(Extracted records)
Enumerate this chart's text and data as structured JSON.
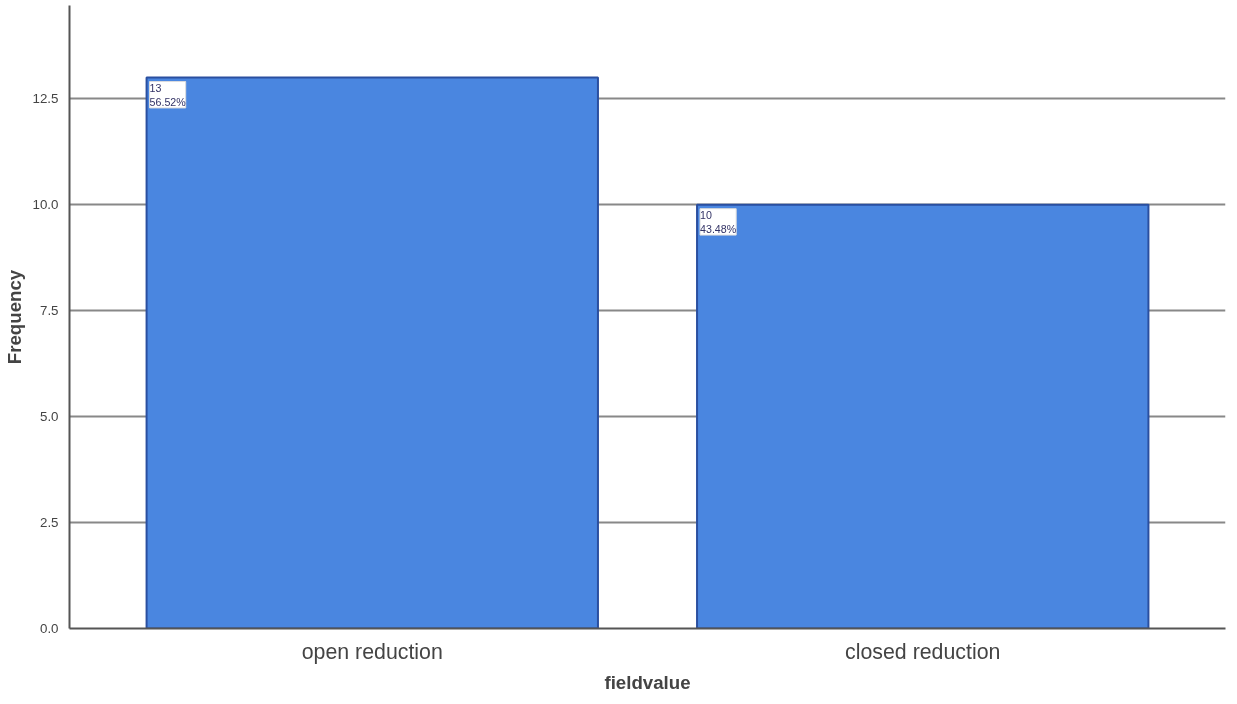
{
  "chart_data": {
    "type": "bar",
    "xlabel": "fieldvalue",
    "ylabel": "Frequency",
    "categories": [
      "open reduction",
      "closed reduction"
    ],
    "values": [
      13,
      10
    ],
    "color": "#4a86e0",
    "value_labels": [
      "13\n56.52%",
      "10\n43.48%"
    ],
    "ylim": [
      0,
      14.7
    ],
    "yticks": [
      {
        "value": 0,
        "label": "0.0"
      },
      {
        "value": 2.5,
        "label": "2.5"
      },
      {
        "value": 5,
        "label": "5.0"
      },
      {
        "value": 7.5,
        "label": "7.5"
      },
      {
        "value": 10,
        "label": "10.0"
      },
      {
        "value": 12.5,
        "label": "12.5"
      }
    ],
    "grid": "y"
  }
}
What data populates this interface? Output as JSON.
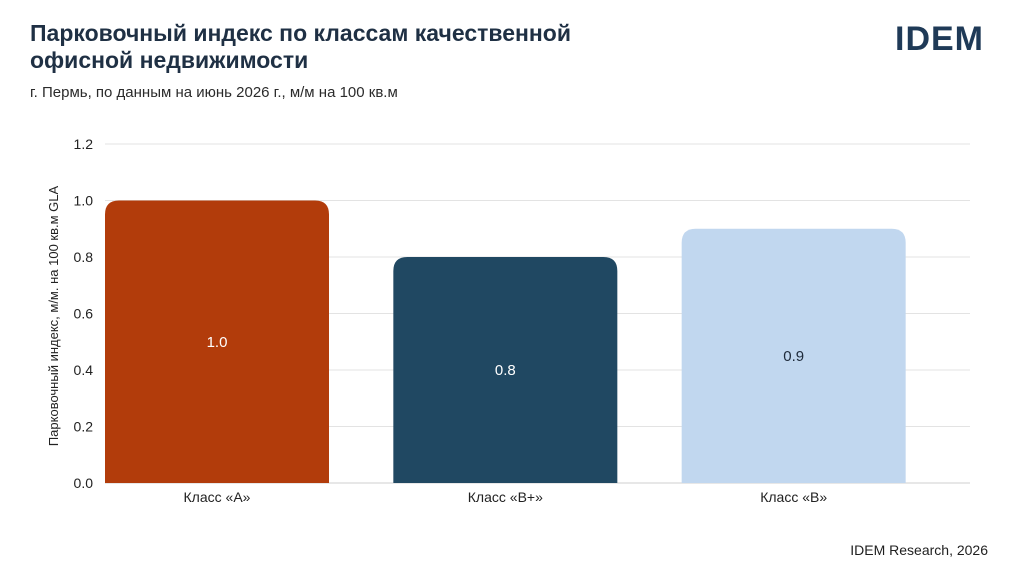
{
  "header": {
    "title": "Парковочный индекс по классам качественной офисной недвижимости",
    "subtitle": "г. Пермь, по данным на июнь 2026 г., м/м на 100 кв.м",
    "logo_text": "IDEM"
  },
  "footer": {
    "source": "IDEM Research, 2026"
  },
  "chart_data": {
    "type": "bar",
    "title": "Парковочный индекс по классам качественной офисной недвижимости",
    "subtitle": "г. Пермь, по данным на июнь 2026 г., м/м на 100 кв.м",
    "xlabel": "",
    "ylabel": "Парковочный индекс, м/м. на 100 кв.м GLA",
    "categories": [
      "Класс «А»",
      "Класс «В+»",
      "Класс «В»"
    ],
    "values": [
      1.0,
      0.8,
      0.9
    ],
    "value_labels": [
      "1.0",
      "0.8",
      "0.9"
    ],
    "colors": [
      "#b23c0b",
      "#204862",
      "#c1d7ef"
    ],
    "value_label_colors": [
      "#ffffff",
      "#ffffff",
      "#1e2a3a"
    ],
    "ylim": [
      0,
      1.2
    ],
    "yticks": [
      0,
      0.2,
      0.4,
      0.6,
      0.8,
      1.0,
      1.2
    ],
    "ytick_labels": [
      "0.0",
      "0.2",
      "0.4",
      "0.6",
      "0.8",
      "1.0",
      "1.2"
    ],
    "grid": true,
    "legend": "none"
  }
}
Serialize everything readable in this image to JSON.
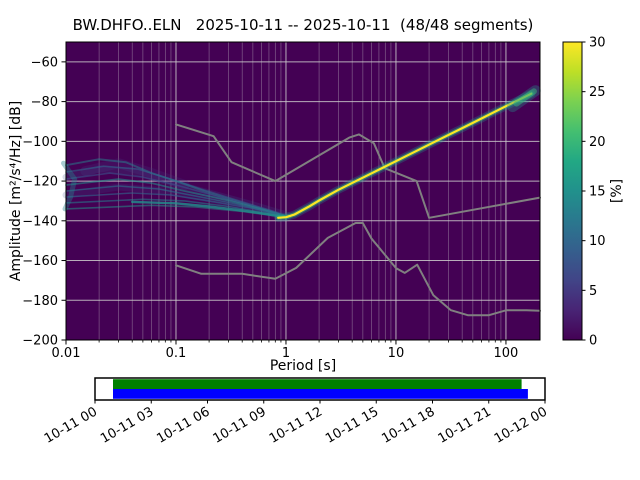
{
  "chart_data": {
    "type": "heatmap",
    "title": "BW.DHFO..ELN   2025-10-11 -- 2025-10-11  (48/48 segments)",
    "xlabel": "Period [s]",
    "ylabel": "Amplitude [m²/s⁴/Hz] [dB]",
    "xscale": "log",
    "xlim": [
      0.01,
      204
    ],
    "ylim": [
      -200,
      -50
    ],
    "grid": true,
    "background_color": "#440154",
    "x_tick_values": [
      0.01,
      0.1,
      1,
      10,
      100
    ],
    "x_tick_labels": [
      "0.01",
      "0.1",
      "1",
      "10",
      "100"
    ],
    "y_tick_values": [
      -60,
      -80,
      -100,
      -120,
      -140,
      -160,
      -180,
      -200
    ],
    "y_tick_labels": [
      "−60",
      "−80",
      "−100",
      "−120",
      "−140",
      "−160",
      "−180",
      "−200"
    ],
    "colorbar": {
      "label": "[%]",
      "range": [
        0,
        30
      ],
      "tick_values": [
        0,
        5,
        10,
        15,
        20,
        25,
        30
      ],
      "tick_labels": [
        "0",
        "5",
        "10",
        "15",
        "20",
        "25",
        "30"
      ],
      "cmap": "viridis",
      "gradient_stops": [
        "#440154",
        "#482475",
        "#414487",
        "#355f8d",
        "#2a788e",
        "#21918c",
        "#22a884",
        "#44bf70",
        "#7ad151",
        "#bddf26",
        "#fde725"
      ]
    },
    "noise_models": {
      "name": "Peterson noise models",
      "color": "#808080",
      "nhnm": [
        [
          0.1,
          -91.5
        ],
        [
          0.22,
          -97.4
        ],
        [
          0.32,
          -110.5
        ],
        [
          0.8,
          -120
        ],
        [
          3.8,
          -98
        ],
        [
          4.6,
          -96.5
        ],
        [
          6.3,
          -101
        ],
        [
          7.9,
          -113.5
        ],
        [
          15.4,
          -120
        ],
        [
          20,
          -138.5
        ],
        [
          204,
          -128.3
        ]
      ],
      "nlnm": [
        [
          0.1,
          -162.4
        ],
        [
          0.17,
          -166.7
        ],
        [
          0.4,
          -166.7
        ],
        [
          0.8,
          -169.2
        ],
        [
          1.24,
          -163.7
        ],
        [
          2.4,
          -148.6
        ],
        [
          4.3,
          -141.1
        ],
        [
          5,
          -141.1
        ],
        [
          6,
          -149
        ],
        [
          10,
          -163.8
        ],
        [
          12,
          -166.2
        ],
        [
          15.6,
          -162.1
        ],
        [
          21.9,
          -177.5
        ],
        [
          31.6,
          -185
        ],
        [
          45,
          -187.5
        ],
        [
          70,
          -187.5
        ],
        [
          101,
          -185
        ],
        [
          154,
          -185
        ],
        [
          204,
          -185.3
        ]
      ]
    },
    "psd_mode_line": {
      "points": [
        [
          0.85,
          -138.5
        ],
        [
          1.0,
          -138.2
        ],
        [
          1.2,
          -136.8
        ],
        [
          1.6,
          -133
        ],
        [
          2,
          -129.8
        ],
        [
          3,
          -124.4
        ],
        [
          6,
          -116.1
        ],
        [
          12,
          -107.8
        ],
        [
          25,
          -99
        ],
        [
          50,
          -90.7
        ],
        [
          100,
          -82.3
        ],
        [
          170,
          -76
        ]
      ],
      "layers": [
        {
          "color": "#21918c",
          "width": 8,
          "opacity": 0.3
        },
        {
          "color": "#35b779",
          "width": 4.5,
          "opacity": 0.55
        },
        {
          "color": "#fde725",
          "width": 2.2,
          "opacity": 1
        }
      ]
    },
    "psd_cloud": [
      {
        "color": "#443983",
        "width": 10,
        "opacity": 0.22,
        "points": [
          [
            0.015,
            -115
          ],
          [
            0.03,
            -111
          ],
          [
            0.06,
            -116
          ],
          [
            0.12,
            -122
          ]
        ]
      },
      {
        "color": "#3b528b",
        "width": 7,
        "opacity": 0.22,
        "points": [
          [
            0.01,
            -118
          ],
          [
            0.02,
            -114
          ],
          [
            0.04,
            -115
          ],
          [
            0.08,
            -120
          ],
          [
            0.2,
            -126
          ],
          [
            0.5,
            -132
          ],
          [
            1,
            -137
          ]
        ]
      },
      {
        "color": "#3b528b",
        "width": 7,
        "opacity": 0.2,
        "points": [
          [
            0.01,
            -127
          ],
          [
            0.03,
            -123
          ],
          [
            0.08,
            -125
          ],
          [
            0.2,
            -129
          ],
          [
            0.5,
            -134
          ],
          [
            1,
            -138
          ]
        ]
      },
      {
        "color": "#26828e",
        "width": 2,
        "opacity": 0.5,
        "points": [
          [
            0.01,
            -112
          ],
          [
            0.02,
            -109
          ],
          [
            0.035,
            -110.5
          ],
          [
            0.06,
            -116
          ],
          [
            0.1,
            -120
          ],
          [
            0.2,
            -126
          ],
          [
            0.4,
            -131
          ],
          [
            0.7,
            -135
          ],
          [
            1,
            -137.5
          ]
        ]
      },
      {
        "color": "#31688e",
        "width": 1.6,
        "opacity": 0.55,
        "points": [
          [
            0.01,
            -115.5
          ],
          [
            0.022,
            -112.5
          ],
          [
            0.045,
            -114
          ],
          [
            0.09,
            -119
          ],
          [
            0.18,
            -124.5
          ],
          [
            0.35,
            -129.5
          ],
          [
            0.7,
            -134.5
          ],
          [
            1,
            -137.5
          ]
        ]
      },
      {
        "color": "#3b528b",
        "width": 1.6,
        "opacity": 0.6,
        "points": [
          [
            0.01,
            -119
          ],
          [
            0.025,
            -116
          ],
          [
            0.05,
            -118
          ],
          [
            0.1,
            -122
          ],
          [
            0.25,
            -128
          ],
          [
            0.5,
            -132.5
          ],
          [
            0.9,
            -136.8
          ]
        ]
      },
      {
        "color": "#21918c",
        "width": 1.8,
        "opacity": 0.55,
        "points": [
          [
            0.01,
            -122
          ],
          [
            0.03,
            -119
          ],
          [
            0.06,
            -121
          ],
          [
            0.12,
            -125
          ],
          [
            0.3,
            -129.8
          ],
          [
            0.6,
            -134.2
          ],
          [
            1,
            -137.8
          ]
        ]
      },
      {
        "color": "#2c728e",
        "width": 1.6,
        "opacity": 0.6,
        "points": [
          [
            0.01,
            -125
          ],
          [
            0.03,
            -122.5
          ],
          [
            0.07,
            -124
          ],
          [
            0.15,
            -127.5
          ],
          [
            0.35,
            -131.5
          ],
          [
            0.7,
            -135.5
          ],
          [
            1.05,
            -138.2
          ]
        ]
      },
      {
        "color": "#31688e",
        "width": 1.6,
        "opacity": 0.6,
        "points": [
          [
            0.01,
            -128
          ],
          [
            0.04,
            -126
          ],
          [
            0.09,
            -127
          ],
          [
            0.2,
            -130
          ],
          [
            0.5,
            -133.8
          ],
          [
            0.9,
            -137.2
          ]
        ]
      },
      {
        "color": "#26828e",
        "width": 1.6,
        "opacity": 0.55,
        "points": [
          [
            0.01,
            -131
          ],
          [
            0.05,
            -129.2
          ],
          [
            0.12,
            -130
          ],
          [
            0.3,
            -132.8
          ],
          [
            0.7,
            -136.3
          ],
          [
            1.1,
            -138.4
          ]
        ]
      },
      {
        "color": "#1f9e89",
        "width": 1.6,
        "opacity": 0.5,
        "points": [
          [
            0.01,
            -134
          ],
          [
            0.06,
            -132.2
          ],
          [
            0.15,
            -133
          ],
          [
            0.4,
            -135.3
          ],
          [
            0.9,
            -137.9
          ]
        ]
      },
      {
        "color": "#21918c",
        "width": 2.4,
        "opacity": 0.8,
        "points": [
          [
            0.04,
            -130.5
          ],
          [
            0.1,
            -131.2
          ],
          [
            0.2,
            -132.8
          ],
          [
            0.4,
            -134.8
          ],
          [
            0.7,
            -136.8
          ],
          [
            1,
            -138.3
          ]
        ]
      },
      {
        "color": "#26828e",
        "width": 5,
        "opacity": 0.4,
        "points": [
          [
            0.0095,
            -111
          ],
          [
            0.012,
            -119
          ],
          [
            0.011,
            -128
          ],
          [
            0.0098,
            -134
          ]
        ]
      }
    ],
    "psd_highlights": [
      {
        "color": "#21918c",
        "width": 11,
        "opacity": 0.35,
        "points": [
          [
            115,
            -82.5
          ],
          [
            185,
            -74.5
          ]
        ]
      },
      {
        "color": "#35b779",
        "width": 6,
        "opacity": 0.5,
        "points": [
          [
            125,
            -81
          ],
          [
            180,
            -74.8
          ]
        ]
      }
    ]
  },
  "timeline": {
    "outer_fill": "#ffffff",
    "outer_stroke": "#000000",
    "coverage": {
      "color": "#008000",
      "start_frac": 0.04,
      "end_frac": 0.948
    },
    "extent": {
      "color": "#0000ff",
      "start_frac": 0.04,
      "end_frac": 0.962
    },
    "tick_labels": [
      "10-11 00",
      "10-11 03",
      "10-11 06",
      "10-11 09",
      "10-11 12",
      "10-11 15",
      "10-11 18",
      "10-11 21",
      "10-12 00"
    ]
  }
}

▸ EXERCISE AIM: Using the listing above, work out how many of its lines include "ylabel", and give only the result.

▸ CORRECT OUTPUT: 3